Lumineux-Champollion
  Lumineux-Champollion

 

Décidément, « Cadet » vit dans un autre monde… Rien ne saurait le distraire de sa fureur égyptienne. D’ailleurs, en parlant de fureur, le voici en colère :

 

« Les monuments égyptiens abondent partout excepté en France et cela par les fantaisies obstinées de trois où quatre faquins dont la nouvelle étude dérange les idées et les intérêts, ce qui est tout un pour eux… Vous verrez qu’il y aura bientôt un musée égyptien dans la capitale de la république de St-Marin tandis que nous n’aurons à Paris que des morceaux isolés et dispersés. »

 

Il a la passion amoureuse et la jalousie maladive mon champion… Amant éternel, amoureux perpétuel… Après avoir été le premier déchiffreur de l’Égypte, être le premier égyptologue, il ne veut pas devenir le dernier des conservateurs d’art égyptien. La France, en effet, tarde un peu à se rendre compte qu’elle a pour enfant la plus brillante lumière de ses Lumières, et que l’enjeu égyptien est en devenir grâce au déchiffrement. Mais cela n’a pas l’air de l’émouvoir plus que cela tandis qu’à ses côtés, toute l’Europe, elle, est en effervescence « exotique »…

 

Bien vite ses travaux se le réapproprient… Et c’est en ce lieu désormais mythique que comme le constate une fois de plus Hermine Hartleben , le déchiffreur appréhendera plus sûrement et la religion, et la particularité singulière de l’Égypte ancienne, c’est à dire la vie après la vie, la vie dans l’au-delà.

____

• [EXERCICE PROPOSÉ A] Recopie la partie du listing qui s'ouvre sur la ligne contenant « check-icon xyxy=(387,139,413,160) » et se ferme sur celle contenant « cta-text: Vem para », en substituant « delete-icon » à « trash-bin-icon » sans rien modifier d'autre.
Le texte et le listing sont deux documents indépendants l'un de l'autre.

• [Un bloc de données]
____

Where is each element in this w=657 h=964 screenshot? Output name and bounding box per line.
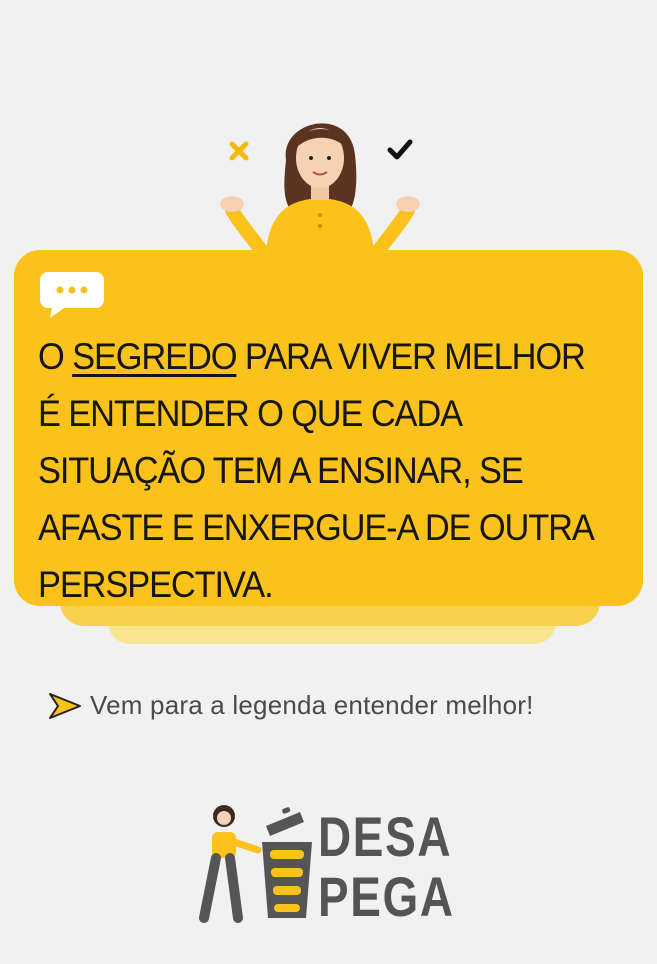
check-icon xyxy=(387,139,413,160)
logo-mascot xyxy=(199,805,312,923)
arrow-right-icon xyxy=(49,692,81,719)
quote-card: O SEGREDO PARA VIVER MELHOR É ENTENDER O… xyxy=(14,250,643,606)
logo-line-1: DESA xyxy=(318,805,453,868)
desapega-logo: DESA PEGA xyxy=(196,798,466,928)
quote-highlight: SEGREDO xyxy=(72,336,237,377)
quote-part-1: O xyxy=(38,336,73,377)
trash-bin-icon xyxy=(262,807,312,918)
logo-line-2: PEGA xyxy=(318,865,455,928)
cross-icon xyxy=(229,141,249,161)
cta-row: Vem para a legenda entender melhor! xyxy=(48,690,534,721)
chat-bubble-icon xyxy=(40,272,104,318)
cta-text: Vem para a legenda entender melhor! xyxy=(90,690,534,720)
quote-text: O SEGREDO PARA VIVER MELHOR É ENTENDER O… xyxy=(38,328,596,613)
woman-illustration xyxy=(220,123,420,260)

____

• [EXERCICE PROPOSÉ B] D'après le texte sur Champollion, dans quelle capitale y aura-t-il bientôt un musée égyptien ?

• [RÉPONSE COMPLÈTE A]
check-icon xyxy=(387,139,413,160)
logo-mascot xyxy=(199,805,312,923)
arrow-right-icon xyxy=(49,692,81,719)
quote-card: O SEGREDO PARA VIVER MELHOR É ENTENDER O… xyxy=(14,250,643,606)
logo-line-1: DESA xyxy=(318,805,453,868)
desapega-logo: DESA PEGA xyxy=(196,798,466,928)
quote-highlight: SEGREDO xyxy=(72,336,237,377)
quote-part-1: O xyxy=(38,336,73,377)
delete-icon xyxy=(262,807,312,918)
logo-line-2: PEGA xyxy=(318,865,455,928)
cross-icon xyxy=(229,141,249,161)
cta-row: Vem para a legenda entender melhor! xyxy=(48,690,534,721)
chat-bubble-icon xyxy=(40,272,104,318)
cta-text: Vem para a legenda entender melhor! xyxy=(90,690,534,720)

• [RÉPONSE COMPLÈTE B] Dans la capitale de la république de St-Marin.